SUPPLIED RECORDS –
#####

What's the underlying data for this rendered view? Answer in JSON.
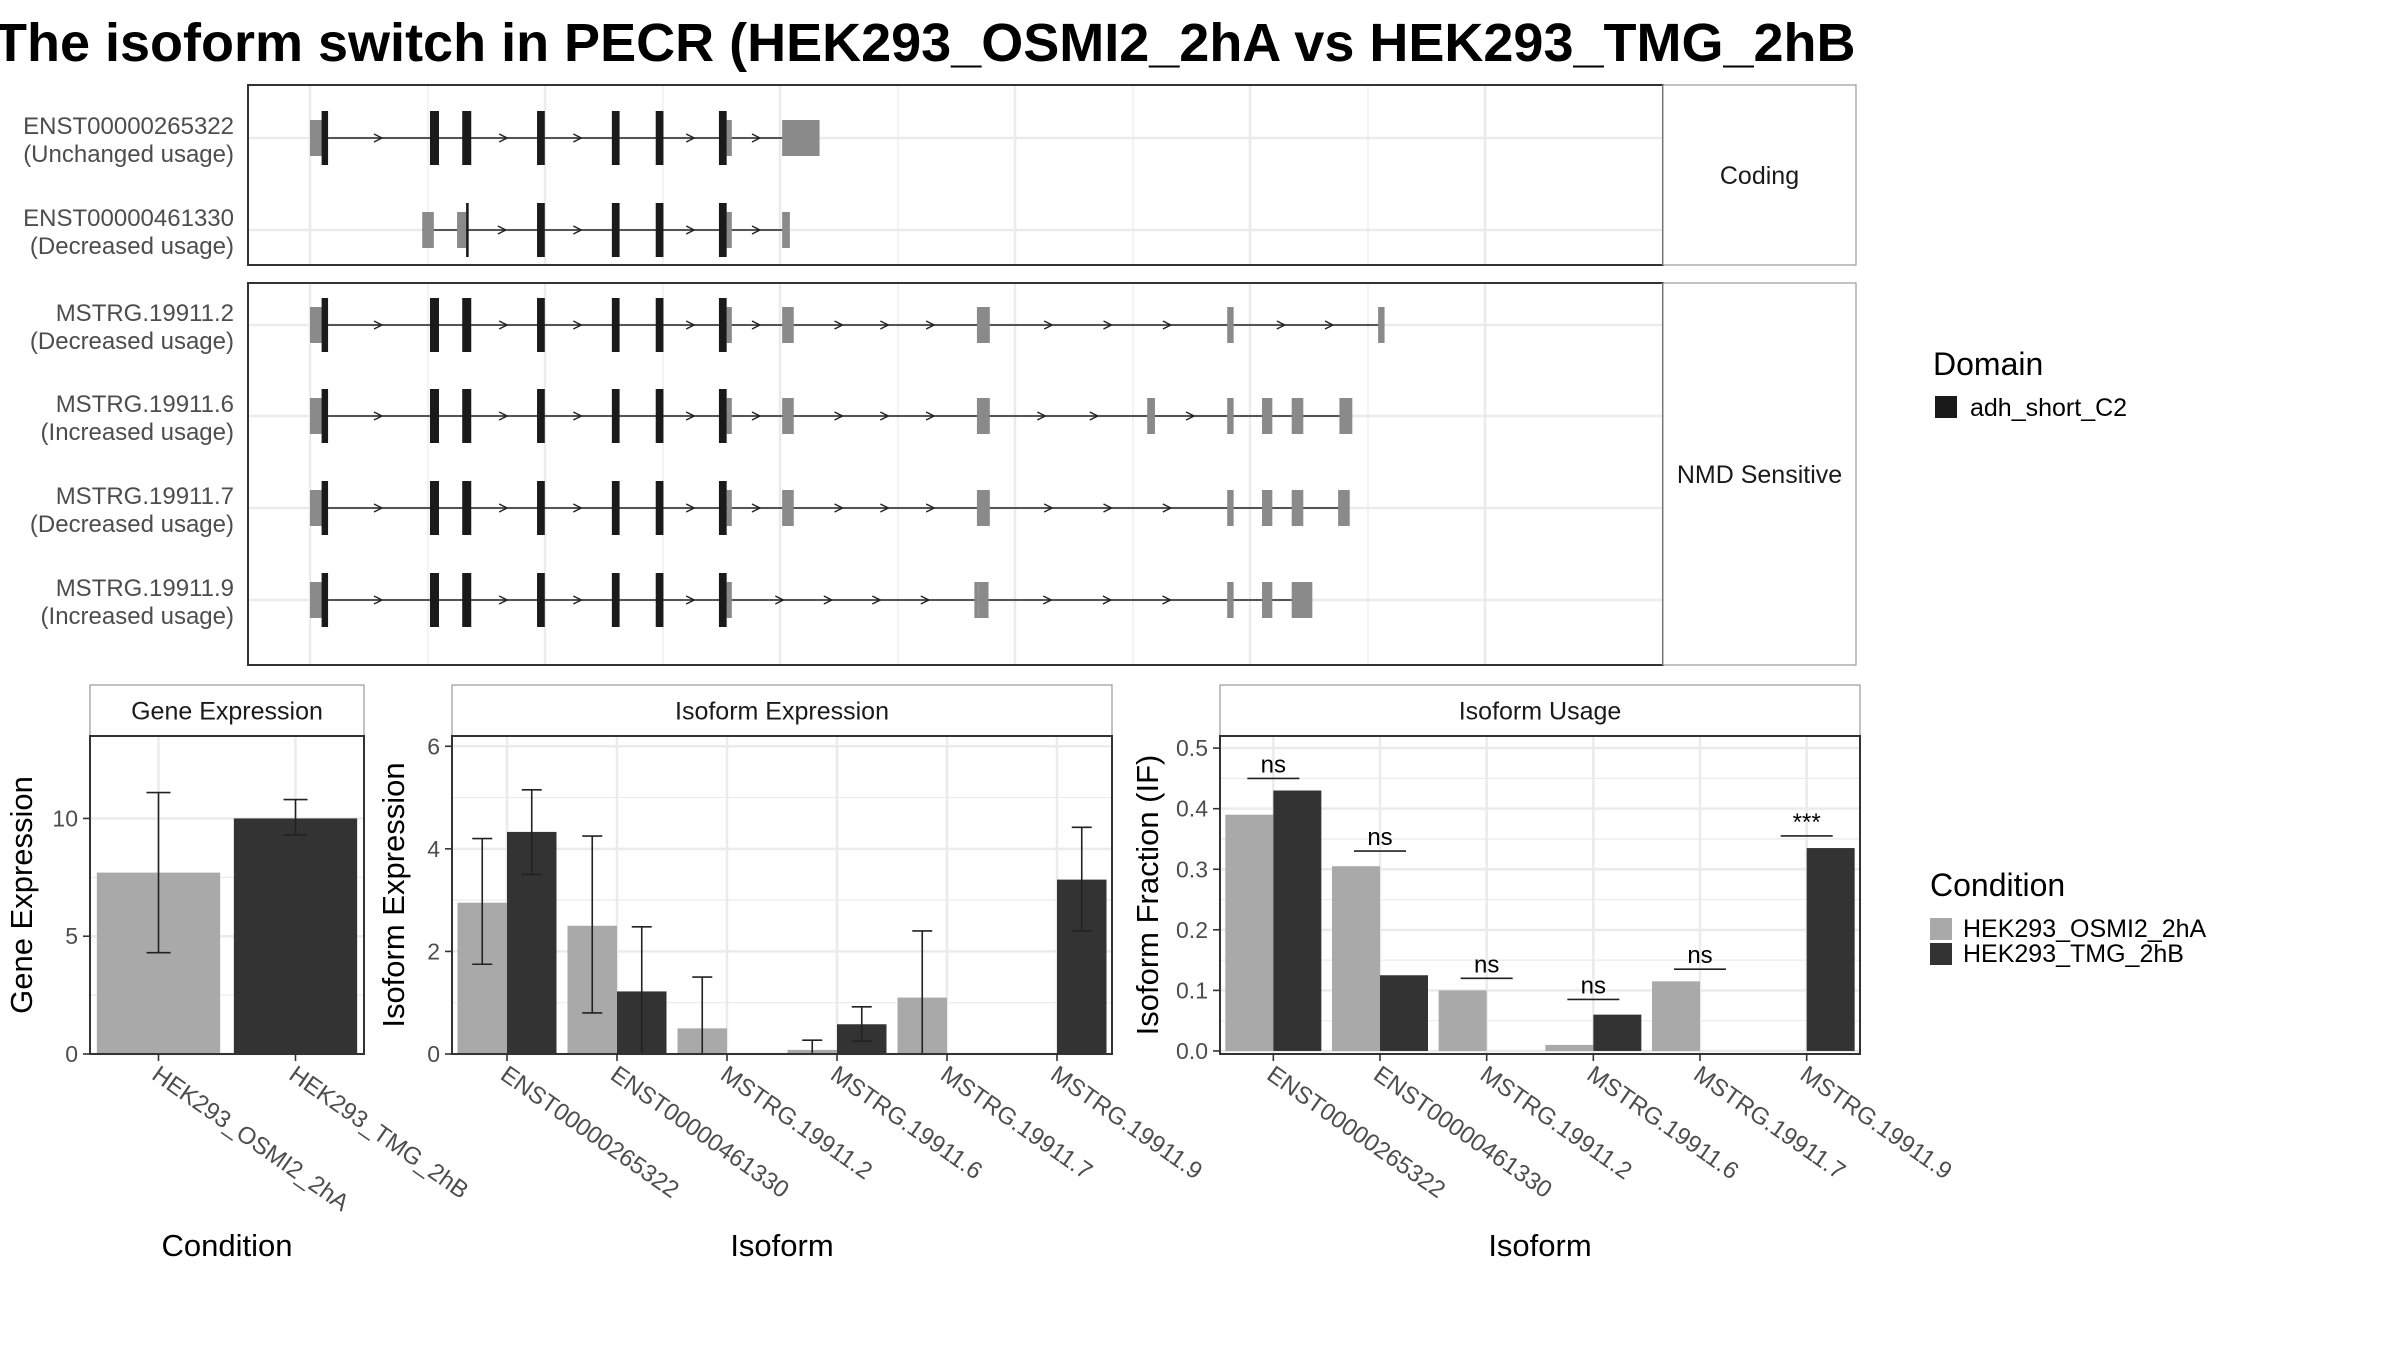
{
  "title": "The isoform switch in PECR (HEK293_OSMI2_2hA vs HEK293_TMG_2hB",
  "colors": {
    "condA": "#a9a9a9",
    "condB": "#333333",
    "exon_utr": "#8a8a8a",
    "domain": "#1a1a1a",
    "grid": "#ebebeb",
    "panel_border": "#333333",
    "strip_border": "#999999"
  },
  "chart_data": [
    {
      "type": "transcript_structure",
      "panel_name": "isoform-structure-plot",
      "x_range": [
        0,
        1000
      ],
      "facets": [
        {
          "label": "Coding",
          "isoforms": [
            {
              "id": "ENST00000265322",
              "usage": "(Unchanged usage)",
              "span": [
                0,
                390
              ],
              "exons": [
                [
                  0,
                  10,
                  "utr"
                ],
                [
                  9,
                  14,
                  "domain"
                ],
                [
                  93,
                  100,
                  "domain"
                ],
                [
                  118,
                  125,
                  "domain"
                ],
                [
                  176,
                  182,
                  "domain"
                ],
                [
                  234,
                  240,
                  "domain"
                ],
                [
                  268,
                  274,
                  "domain"
                ],
                [
                  317,
                  323,
                  "domain"
                ],
                [
                  323,
                  327,
                  "utr"
                ],
                [
                  366,
                  395,
                  "utr"
                ]
              ]
            },
            {
              "id": "ENST00000461330",
              "usage": "(Decreased usage)",
              "span": [
                87,
                370
              ],
              "exons": [
                [
                  87,
                  96,
                  "utr"
                ],
                [
                  114,
                  121,
                  "utr"
                ],
                [
                  121,
                  123,
                  "domain"
                ],
                [
                  176,
                  182,
                  "domain"
                ],
                [
                  234,
                  240,
                  "domain"
                ],
                [
                  268,
                  274,
                  "domain"
                ],
                [
                  317,
                  323,
                  "domain"
                ],
                [
                  323,
                  327,
                  "utr"
                ],
                [
                  366,
                  372,
                  "utr"
                ]
              ]
            }
          ]
        },
        {
          "label": "NMD Sensitive",
          "isoforms": [
            {
              "id": "MSTRG.19911.2",
              "usage": "(Decreased usage)",
              "span": [
                0,
                830
              ],
              "exons": [
                [
                  0,
                  10,
                  "utr"
                ],
                [
                  9,
                  14,
                  "domain"
                ],
                [
                  93,
                  100,
                  "domain"
                ],
                [
                  118,
                  125,
                  "domain"
                ],
                [
                  176,
                  182,
                  "domain"
                ],
                [
                  234,
                  240,
                  "domain"
                ],
                [
                  268,
                  274,
                  "domain"
                ],
                [
                  317,
                  323,
                  "domain"
                ],
                [
                  323,
                  327,
                  "utr"
                ],
                [
                  366,
                  375,
                  "utr"
                ],
                [
                  517,
                  527,
                  "utr"
                ],
                [
                  711,
                  716,
                  "utr"
                ],
                [
                  828,
                  833,
                  "utr"
                ]
              ]
            },
            {
              "id": "MSTRG.19911.6",
              "usage": "(Increased usage)",
              "span": [
                0,
                800
              ],
              "exons": [
                [
                  0,
                  10,
                  "utr"
                ],
                [
                  9,
                  14,
                  "domain"
                ],
                [
                  93,
                  100,
                  "domain"
                ],
                [
                  118,
                  125,
                  "domain"
                ],
                [
                  176,
                  182,
                  "domain"
                ],
                [
                  234,
                  240,
                  "domain"
                ],
                [
                  268,
                  274,
                  "domain"
                ],
                [
                  317,
                  323,
                  "domain"
                ],
                [
                  323,
                  327,
                  "utr"
                ],
                [
                  366,
                  375,
                  "utr"
                ],
                [
                  517,
                  527,
                  "utr"
                ],
                [
                  649,
                  655,
                  "utr"
                ],
                [
                  711,
                  716,
                  "utr"
                ],
                [
                  738,
                  746,
                  "utr"
                ],
                [
                  761,
                  770,
                  "utr"
                ],
                [
                  798,
                  808,
                  "utr"
                ]
              ]
            },
            {
              "id": "MSTRG.19911.7",
              "usage": "(Decreased usage)",
              "span": [
                0,
                800
              ],
              "exons": [
                [
                  0,
                  10,
                  "utr"
                ],
                [
                  9,
                  14,
                  "domain"
                ],
                [
                  93,
                  100,
                  "domain"
                ],
                [
                  118,
                  125,
                  "domain"
                ],
                [
                  176,
                  182,
                  "domain"
                ],
                [
                  234,
                  240,
                  "domain"
                ],
                [
                  268,
                  274,
                  "domain"
                ],
                [
                  317,
                  323,
                  "domain"
                ],
                [
                  323,
                  327,
                  "utr"
                ],
                [
                  366,
                  375,
                  "utr"
                ],
                [
                  517,
                  527,
                  "utr"
                ],
                [
                  711,
                  716,
                  "utr"
                ],
                [
                  738,
                  746,
                  "utr"
                ],
                [
                  761,
                  770,
                  "utr"
                ],
                [
                  797,
                  806,
                  "utr"
                ]
              ]
            },
            {
              "id": "MSTRG.19911.9",
              "usage": "(Increased usage)",
              "span": [
                0,
                770
              ],
              "exons": [
                [
                  0,
                  10,
                  "utr"
                ],
                [
                  9,
                  14,
                  "domain"
                ],
                [
                  93,
                  100,
                  "domain"
                ],
                [
                  118,
                  125,
                  "domain"
                ],
                [
                  176,
                  182,
                  "domain"
                ],
                [
                  234,
                  240,
                  "domain"
                ],
                [
                  268,
                  274,
                  "domain"
                ],
                [
                  317,
                  323,
                  "domain"
                ],
                [
                  323,
                  327,
                  "utr"
                ],
                [
                  515,
                  518,
                  "utr"
                ],
                [
                  518,
                  526,
                  "utr"
                ],
                [
                  711,
                  716,
                  "utr"
                ],
                [
                  738,
                  746,
                  "utr"
                ],
                [
                  761,
                  777,
                  "utr"
                ]
              ]
            }
          ]
        }
      ],
      "legend": {
        "title": "Domain",
        "items": [
          "adh_short_C2"
        ]
      }
    },
    {
      "type": "bar",
      "strip": "Gene Expression",
      "xlabel": "Condition",
      "ylabel": "Gene Expression",
      "ylim": [
        0,
        13.5
      ],
      "yticks": [
        0,
        5,
        10
      ],
      "categories": [
        "HEK293_OSMI2_2hA",
        "HEK293_TMG_2hB"
      ],
      "values": [
        7.7,
        10.0
      ],
      "errors": [
        [
          4.3,
          11.1
        ],
        [
          9.3,
          10.8
        ]
      ],
      "fills": [
        "condA",
        "condB"
      ]
    },
    {
      "type": "bar",
      "strip": "Isoform Expression",
      "xlabel": "Isoform",
      "ylabel": "Isoform Expression",
      "ylim": [
        0,
        6.2
      ],
      "yticks": [
        0,
        2,
        4,
        6
      ],
      "categories": [
        "ENST00000265322",
        "ENST00000461330",
        "MSTRG.19911.2",
        "MSTRG.19911.6",
        "MSTRG.19911.7",
        "MSTRG.19911.9"
      ],
      "series": [
        {
          "name": "HEK293_OSMI2_2hA",
          "values": [
            2.95,
            2.5,
            0.5,
            0.08,
            1.1,
            0.0
          ],
          "errors": [
            [
              1.75,
              4.2
            ],
            [
              0.8,
              4.25
            ],
            [
              0.0,
              1.5
            ],
            [
              0.0,
              0.27
            ],
            [
              0.0,
              2.4
            ],
            [
              0.0,
              0.0
            ]
          ]
        },
        {
          "name": "HEK293_TMG_2hB",
          "values": [
            4.33,
            1.22,
            0.0,
            0.58,
            0.0,
            3.4
          ],
          "errors": [
            [
              3.5,
              5.15
            ],
            [
              0.0,
              2.48
            ],
            [
              0.0,
              0.0
            ],
            [
              0.25,
              0.92
            ],
            [
              0.0,
              0.0
            ],
            [
              2.4,
              4.42
            ]
          ]
        }
      ]
    },
    {
      "type": "bar",
      "strip": "Isoform Usage",
      "xlabel": "Isoform",
      "ylabel": "Isoform Fraction (IF)",
      "ylim": [
        -0.005,
        0.52
      ],
      "yticks": [
        0.0,
        0.1,
        0.2,
        0.3,
        0.4,
        0.5
      ],
      "ytick_labels": [
        "0.0",
        "0.1",
        "0.2",
        "0.3",
        "0.4",
        "0.5"
      ],
      "categories": [
        "ENST00000265322",
        "ENST00000461330",
        "MSTRG.19911.2",
        "MSTRG.19911.6",
        "MSTRG.19911.7",
        "MSTRG.19911.9"
      ],
      "series": [
        {
          "name": "HEK293_OSMI2_2hA",
          "values": [
            0.39,
            0.305,
            0.1,
            0.01,
            0.115,
            0.0
          ]
        },
        {
          "name": "HEK293_TMG_2hB",
          "values": [
            0.43,
            0.125,
            0.0,
            0.06,
            0.0,
            0.335
          ]
        }
      ],
      "significance": [
        {
          "label": "ns",
          "value": 0.45
        },
        {
          "label": "ns",
          "value": 0.33
        },
        {
          "label": "ns",
          "value": 0.12
        },
        {
          "label": "ns",
          "value": 0.085
        },
        {
          "label": "ns",
          "value": 0.135
        },
        {
          "label": "***",
          "value": 0.355
        }
      ],
      "legend": {
        "title": "Condition",
        "items": [
          "HEK293_OSMI2_2hA",
          "HEK293_TMG_2hB"
        ]
      }
    }
  ]
}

#####

Select every line of the records holding the string "ylabel".

      "ylabel": "Gene Expression",
      "ylabel": "Isoform Expression",
      "ylabel": "Isoform Fraction (IF)",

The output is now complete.